YOUR GOAL: In the data, extract each line that holds the string "хозяйственной".

GIVEN DATA:
— start —

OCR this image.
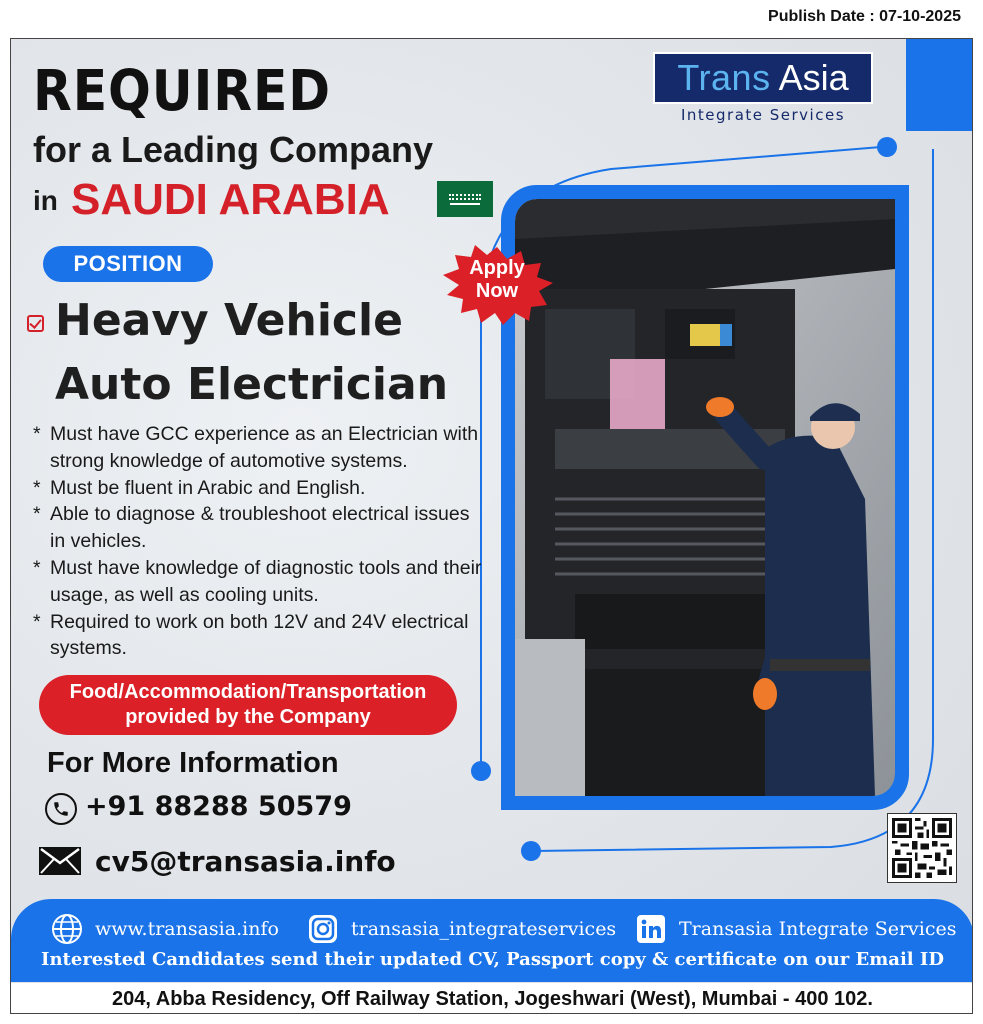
Publish Date : 07-10-2025
REQUIRED
for a Leading Company
in SAUDI ARABIA
Trans Asia
Integrate Services
POSITION
Heavy Vehicle
Auto Electrician
* Must have GCC experience as an Electrician with strong knowledge of automotive systems.
* Must be fluent in Arabic and English.
* Able to diagnose & troubleshoot electrical issues in vehicles.
* Must have knowledge of diagnostic tools and their usage, as well as cooling units.
* Required to work on both 12V and 24V electrical systems.
Food/Accommodation/Transportation
provided by the Company
For More Information
+91 88288 50579
cv5@transasia.info
Apply
Now
www.transasia.info	transasia_integrateservices	Transasia Integrate Services
Interested Candidates send their updated CV, Passport copy & certificate on our Email ID
204, Abba Residency, Off Railway Station, Jogeshwari (West), Mumbai - 400 102.
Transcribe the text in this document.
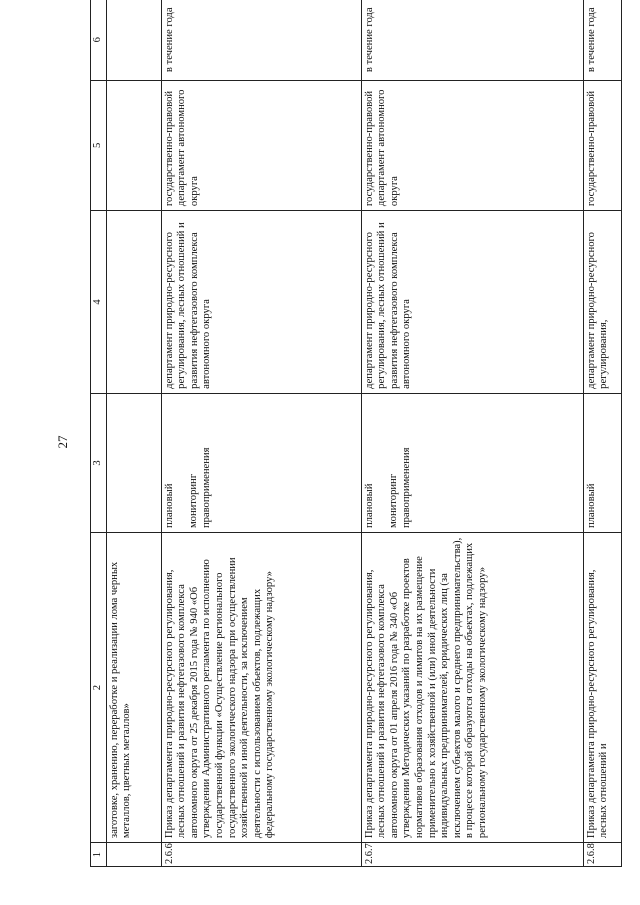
27
1	2	3	4	5	6
	заготовке, хранению, переработке и реализации лома черных металлов, цветных металлов»				
2.6.6	Приказ департамента природно-ресурсного регулирования, лесных отношений и развития нефтегазового комплекса автономного округа от 25 декабря 2015 года № 940 «Об утверждении Административного регламента по исполнению государственной функции «Осуществление регионального государственного экологического надзора при осуществлении хозяйственной и иной деятельности, за исключением деятельности с использованием объектов, подлежащих федеральному государственному экологическому надзору»	плановый мониторинг правоприменения	департамент природно-ресурсного регулирования, лесных отношений и развития нефтегазового комплекса автономного округа	государственно-правовой департамент автономного округа	в течение года
2.6.7	Приказ департамента природно-ресурсного регулирования, лесных отношений и развития нефтегазового комплекса автономного округа от 01 апреля 2016 года № 340 «Об утверждении Методических указаний по разработке проектов нормативов образования отходов и лимитов на их размещение применительно к хозяйственной и (или) иной деятельности индивидуальных предпринимателей, юридических лиц (за исключением субъектов малого и среднего предпринимательства), в процессе которой образуются отходы на объектах, подлежащих региональному государственному экологическому надзору»	плановый мониторинг правоприменения	департамент природно-ресурсного регулирования, лесных отношений и развития нефтегазового комплекса автономного округа	государственно-правовой департамент автономного округа	в течение года
2.6.8	Приказ департамента природно-ресурсного регулирования, лесных отношений и	плановый	департамент природно-ресурсного регулирования,	государственно-правовой	в течение года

— end —

RESULT FOR THIS EXERCISE:
2.6.6	Приказ департамента природно-ресурсного регулирования, лесных отношений и развития нефтегазового комплекса автономного округа от 25 декабря 2015 года № 940 «Об утверждении Административного регламента по исполнению государственной функции «Осуществление регионального государственного экологического надзора при осуществлении хозяйственной и иной деятельности, за исключением деятельности с использованием объектов, подлежащих федеральному государственному экологическому надзору»	плановый мониторинг правоприменения	департамент природно-ресурсного регулирования, лесных отношений и развития нефтегазового комплекса автономного округа	государственно-правовой департамент автономного округа	в течение года
2.6.7	Приказ департамента природно-ресурсного регулирования, лесных отношений и развития нефтегазового комплекса автономного округа от 01 апреля 2016 года № 340 «Об утверждении Методических указаний по разработке проектов нормативов образования отходов и лимитов на их размещение применительно к хозяйственной и (или) иной деятельности индивидуальных предпринимателей, юридических лиц (за исключением субъектов малого и среднего предпринимательства), в процессе которой образуются отходы на объектах, подлежащих региональному государственному экологическому надзору»	плановый мониторинг правоприменения	департамент природно-ресурсного регулирования, лесных отношений и развития нефтегазового комплекса автономного округа	государственно-правовой департамент автономного округа	в течение года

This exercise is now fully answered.